>> START Records shown
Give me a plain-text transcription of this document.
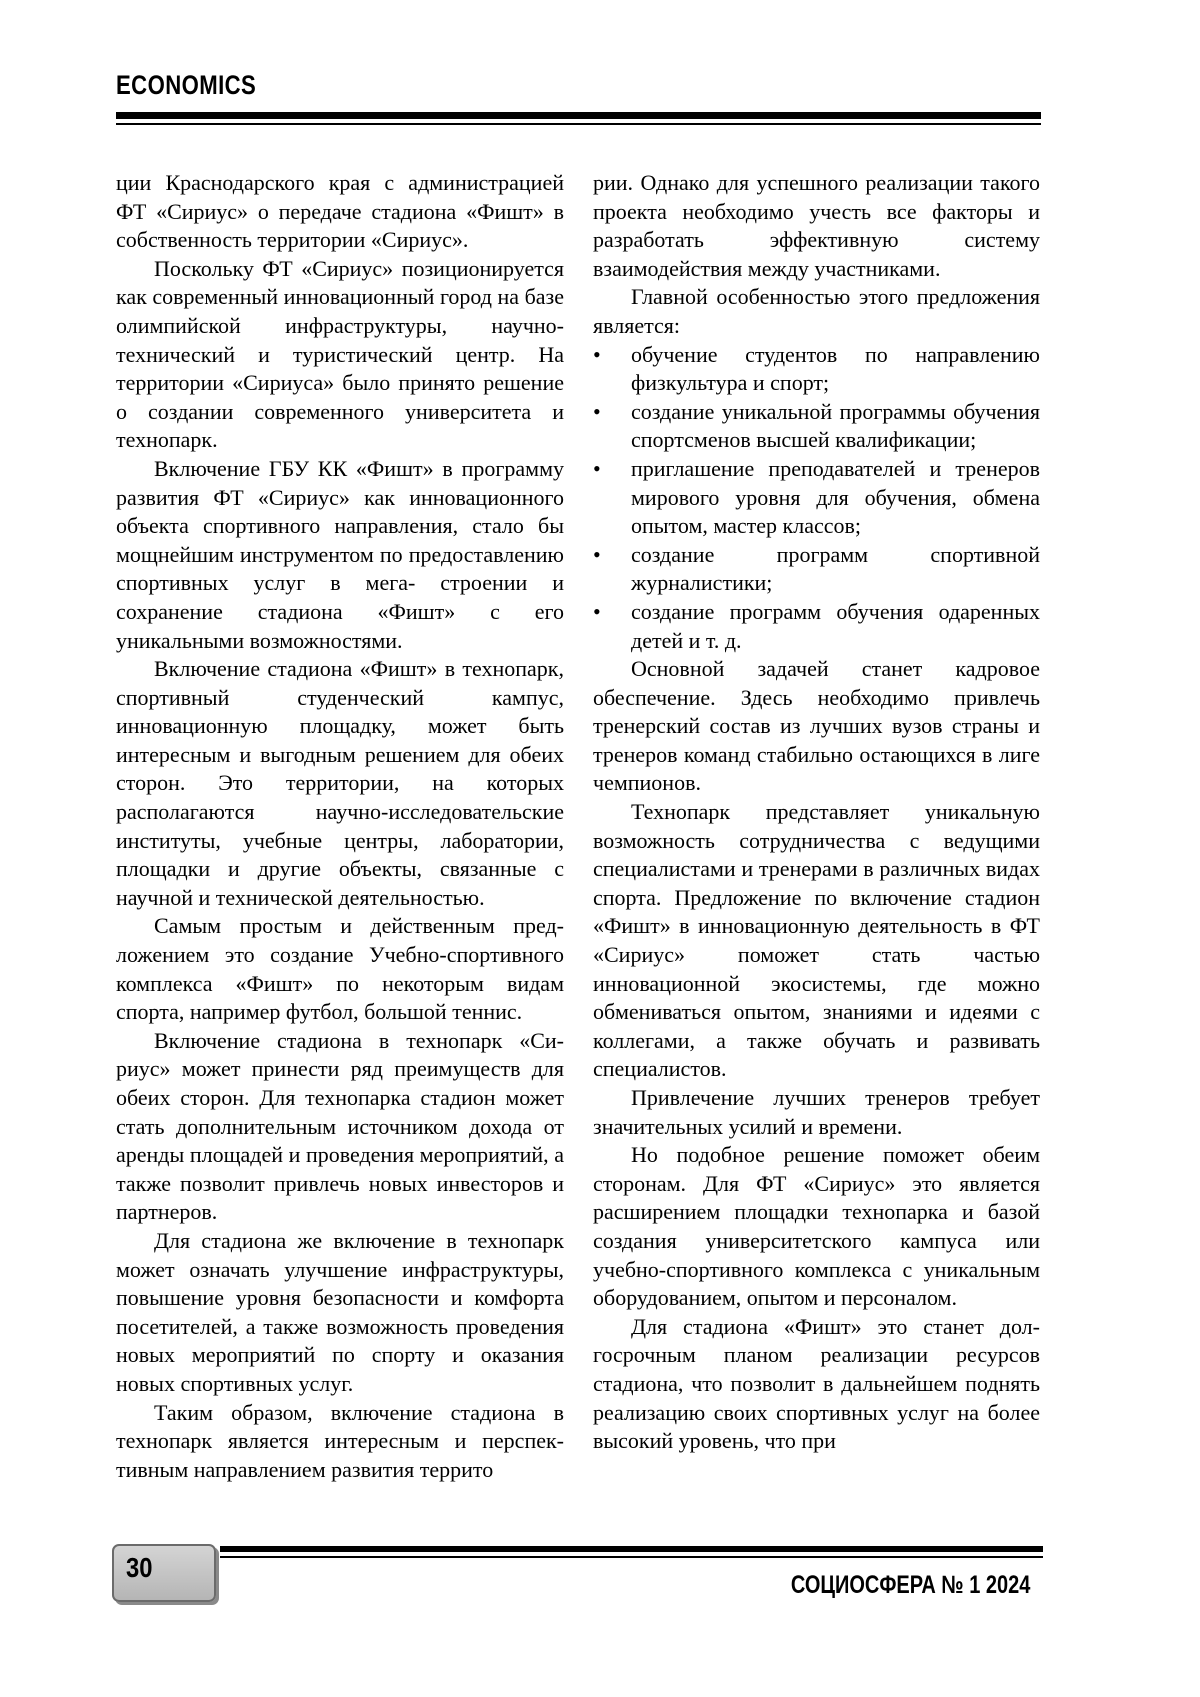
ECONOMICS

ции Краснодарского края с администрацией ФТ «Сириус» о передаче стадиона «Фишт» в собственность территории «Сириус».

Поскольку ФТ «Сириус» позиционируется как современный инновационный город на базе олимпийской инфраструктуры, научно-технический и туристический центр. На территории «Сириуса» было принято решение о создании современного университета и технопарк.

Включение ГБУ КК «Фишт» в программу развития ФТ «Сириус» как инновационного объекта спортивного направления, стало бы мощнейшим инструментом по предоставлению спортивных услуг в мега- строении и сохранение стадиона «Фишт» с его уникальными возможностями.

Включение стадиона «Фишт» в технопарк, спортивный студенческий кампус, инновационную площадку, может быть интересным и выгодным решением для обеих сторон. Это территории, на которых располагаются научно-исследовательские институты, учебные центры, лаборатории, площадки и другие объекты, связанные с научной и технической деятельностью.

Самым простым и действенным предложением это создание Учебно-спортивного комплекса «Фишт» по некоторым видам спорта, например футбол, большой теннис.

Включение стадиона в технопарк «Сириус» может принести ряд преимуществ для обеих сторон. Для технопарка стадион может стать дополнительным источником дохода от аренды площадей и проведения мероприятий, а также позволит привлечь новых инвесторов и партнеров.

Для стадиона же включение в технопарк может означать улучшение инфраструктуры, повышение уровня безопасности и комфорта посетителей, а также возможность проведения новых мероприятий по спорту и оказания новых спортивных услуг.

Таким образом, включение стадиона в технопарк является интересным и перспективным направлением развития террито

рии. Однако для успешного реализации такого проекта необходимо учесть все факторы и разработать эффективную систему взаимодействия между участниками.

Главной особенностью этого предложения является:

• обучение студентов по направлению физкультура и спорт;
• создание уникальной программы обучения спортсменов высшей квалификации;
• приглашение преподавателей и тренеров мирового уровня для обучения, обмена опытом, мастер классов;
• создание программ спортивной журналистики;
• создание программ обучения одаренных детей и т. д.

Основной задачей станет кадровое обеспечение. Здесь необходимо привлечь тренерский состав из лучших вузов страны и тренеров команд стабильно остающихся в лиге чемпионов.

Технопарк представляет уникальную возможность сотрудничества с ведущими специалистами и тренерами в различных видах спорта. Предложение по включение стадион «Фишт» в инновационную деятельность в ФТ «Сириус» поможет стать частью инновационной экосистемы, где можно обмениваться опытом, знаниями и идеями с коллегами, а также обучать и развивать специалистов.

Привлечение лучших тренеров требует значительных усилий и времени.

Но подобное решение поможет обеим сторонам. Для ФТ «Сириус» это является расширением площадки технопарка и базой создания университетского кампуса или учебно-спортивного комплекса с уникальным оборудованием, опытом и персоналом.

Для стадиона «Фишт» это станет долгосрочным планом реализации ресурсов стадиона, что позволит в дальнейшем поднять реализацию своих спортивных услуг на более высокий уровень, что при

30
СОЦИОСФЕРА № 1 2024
>> END Records shown
>> START Records shown
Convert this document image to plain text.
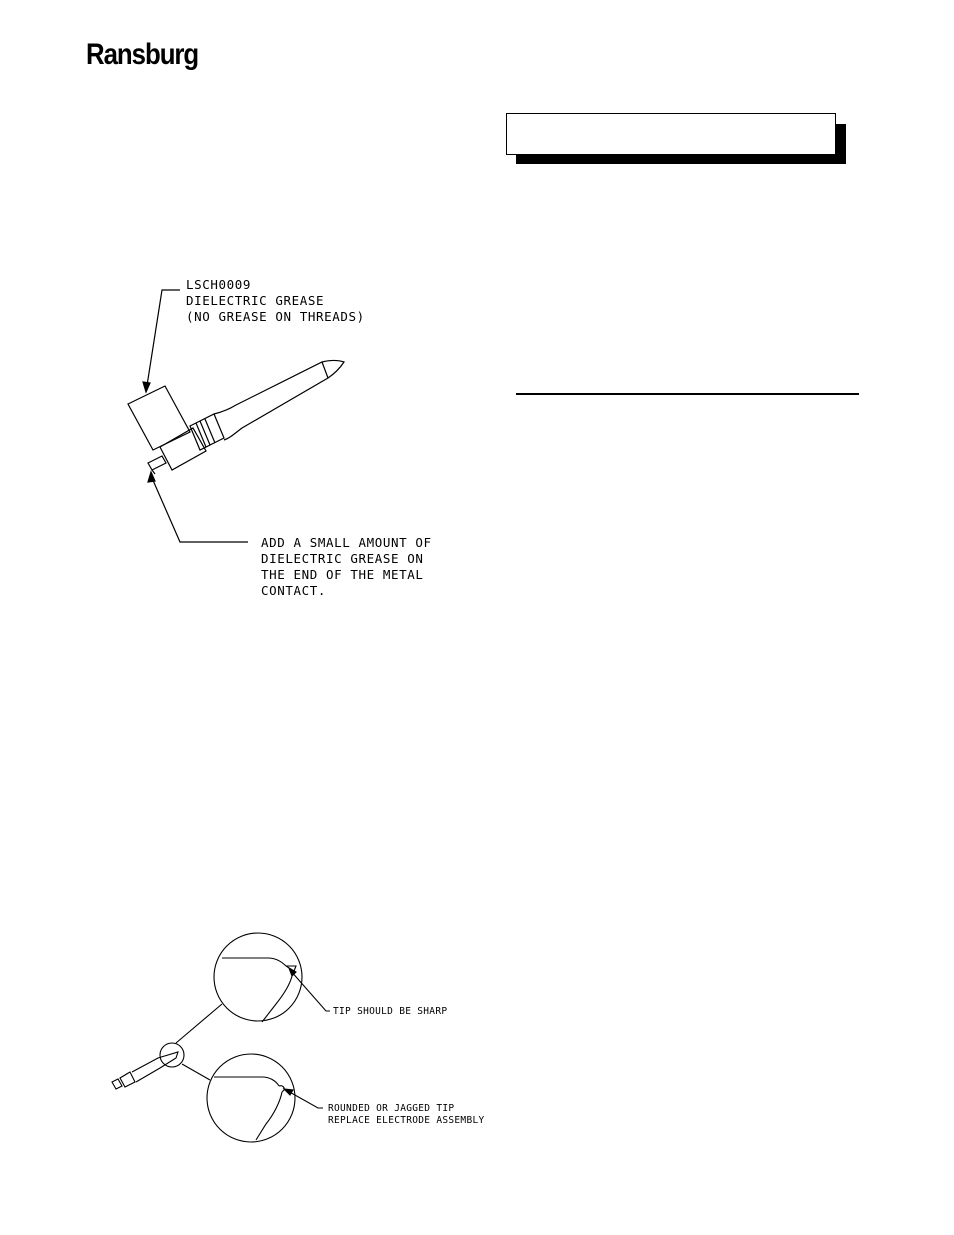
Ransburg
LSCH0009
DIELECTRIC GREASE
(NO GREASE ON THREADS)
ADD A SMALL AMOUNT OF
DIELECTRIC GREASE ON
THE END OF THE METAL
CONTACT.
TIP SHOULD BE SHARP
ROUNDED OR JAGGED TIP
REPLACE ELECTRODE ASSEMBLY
>> END Records shown
• Prompt: Identify how many lines in the entries above include the string "комплекса", then state that number alone.

• Solution for this exercise: 2